**Extracted information:**
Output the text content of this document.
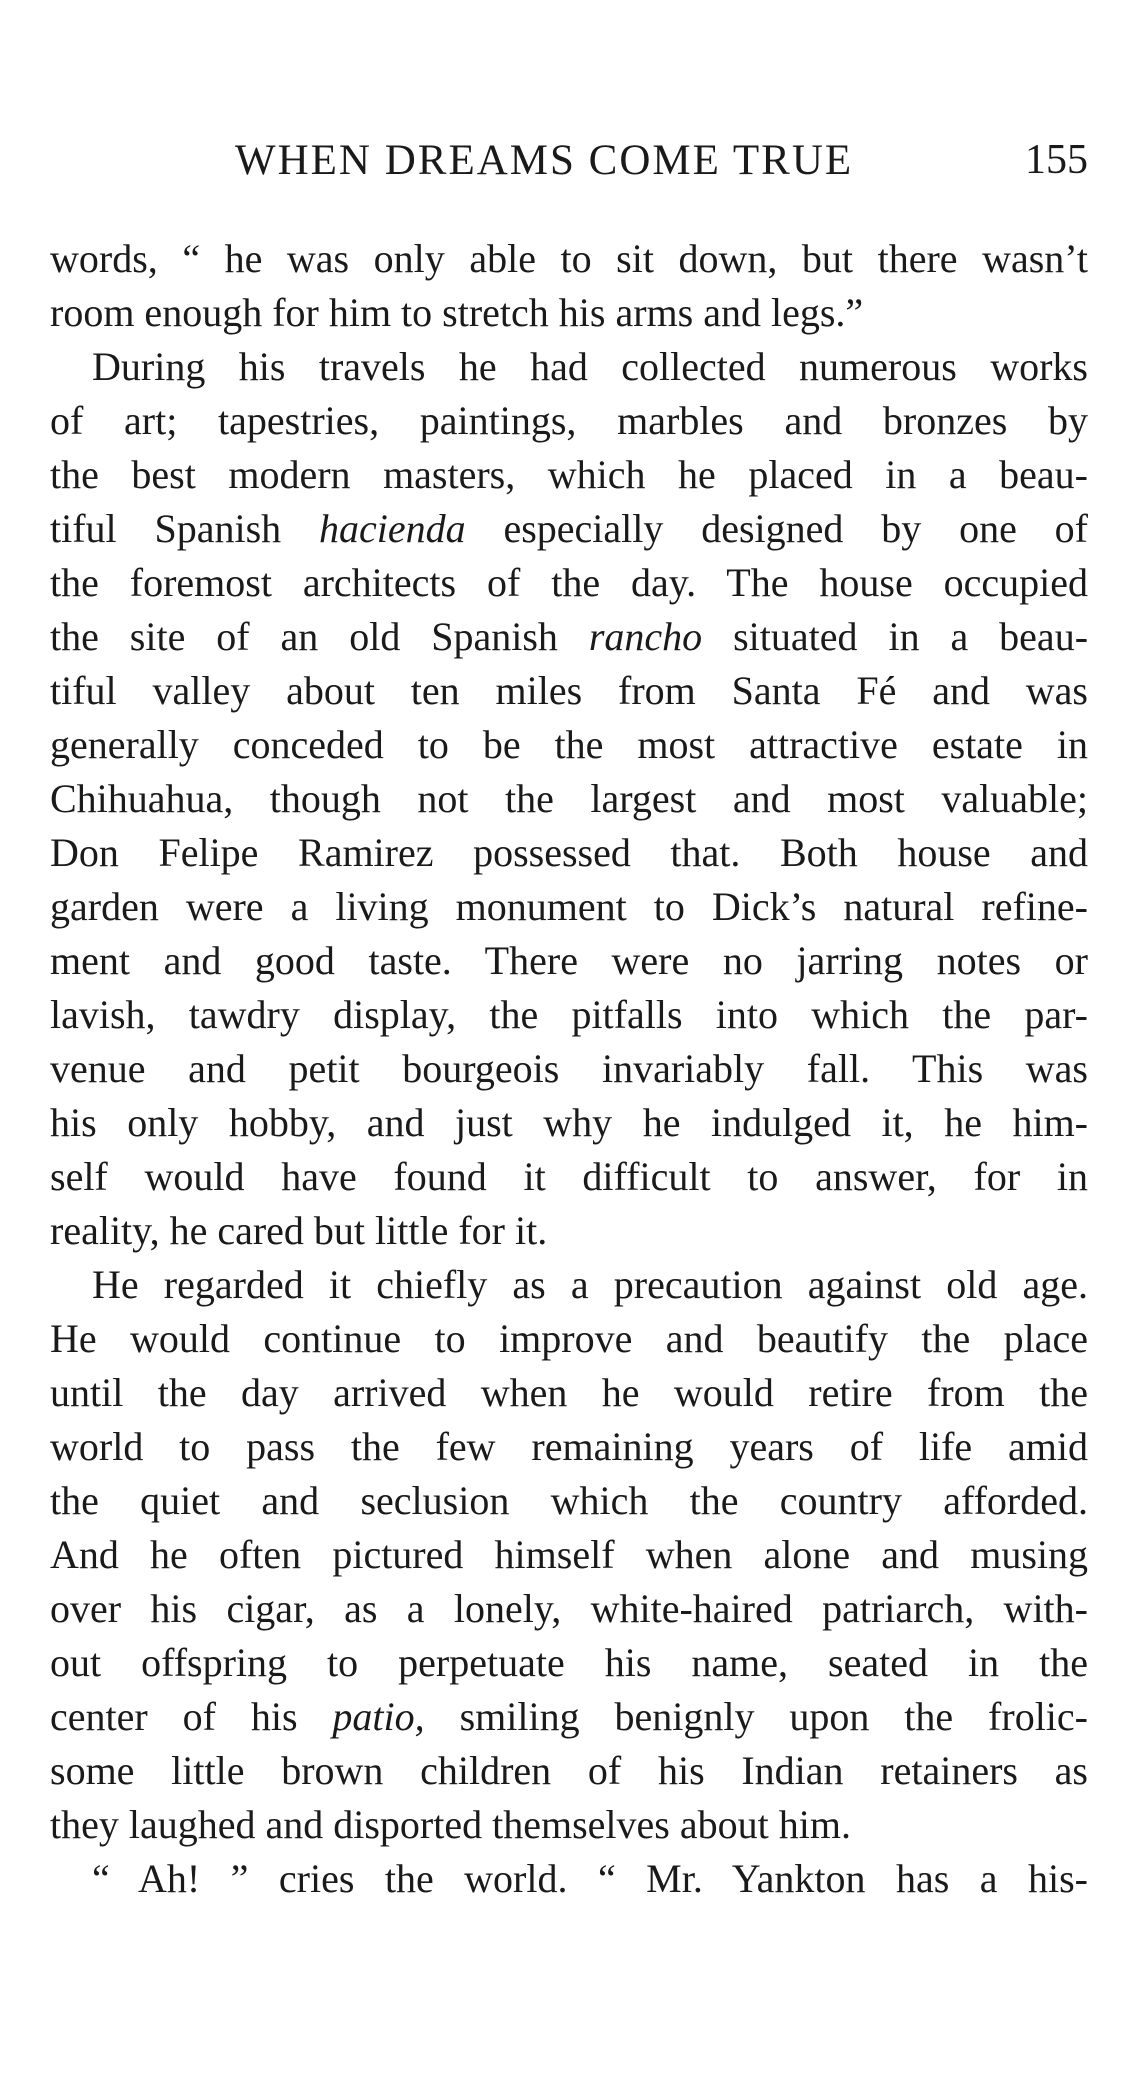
WHEN DREAMS COME TRUE	155
words, “ he was only able to sit down, but there wasn’t
room enough for him to stretch his arms and legs.”
During his travels he had collected numerous works
of art; tapestries, paintings, marbles and bronzes by
the best modern masters, which he placed in a beau-
tiful Spanish hacienda especially designed by one of
the foremost architects of the day. The house occupied
the site of an old Spanish rancho situated in a beau-
tiful valley about ten miles from Santa Fé and was
generally conceded to be the most attractive estate in
Chihuahua, though not the largest and most valuable;
Don Felipe Ramirez possessed that. Both house and
garden were a living monument to Dick’s natural refine-
ment and good taste. There were no jarring notes or
lavish, tawdry display, the pitfalls into which the par-
venue and petit bourgeois invariably fall. This was
his only hobby, and just why he indulged it, he him-
self would have found it difficult to answer, for in
reality, he cared but little for it.
He regarded it chiefly as a precaution against old age.
He would continue to improve and beautify the place
until the day arrived when he would retire from the
world to pass the few remaining years of life amid
the quiet and seclusion which the country afforded.
And he often pictured himself when alone and musing
over his cigar, as a lonely, white-haired patriarch, with-
out offspring to perpetuate his name, seated in the
center of his patio, smiling benignly upon the frolic-
some little brown children of his Indian retainers as
they laughed and disported themselves about him.
“ Ah! ” cries the world. “ Mr. Yankton has a his-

**Exercise brief:**
Say how many lines include the word "were"; reply with the number alone.

**Complete output:**
2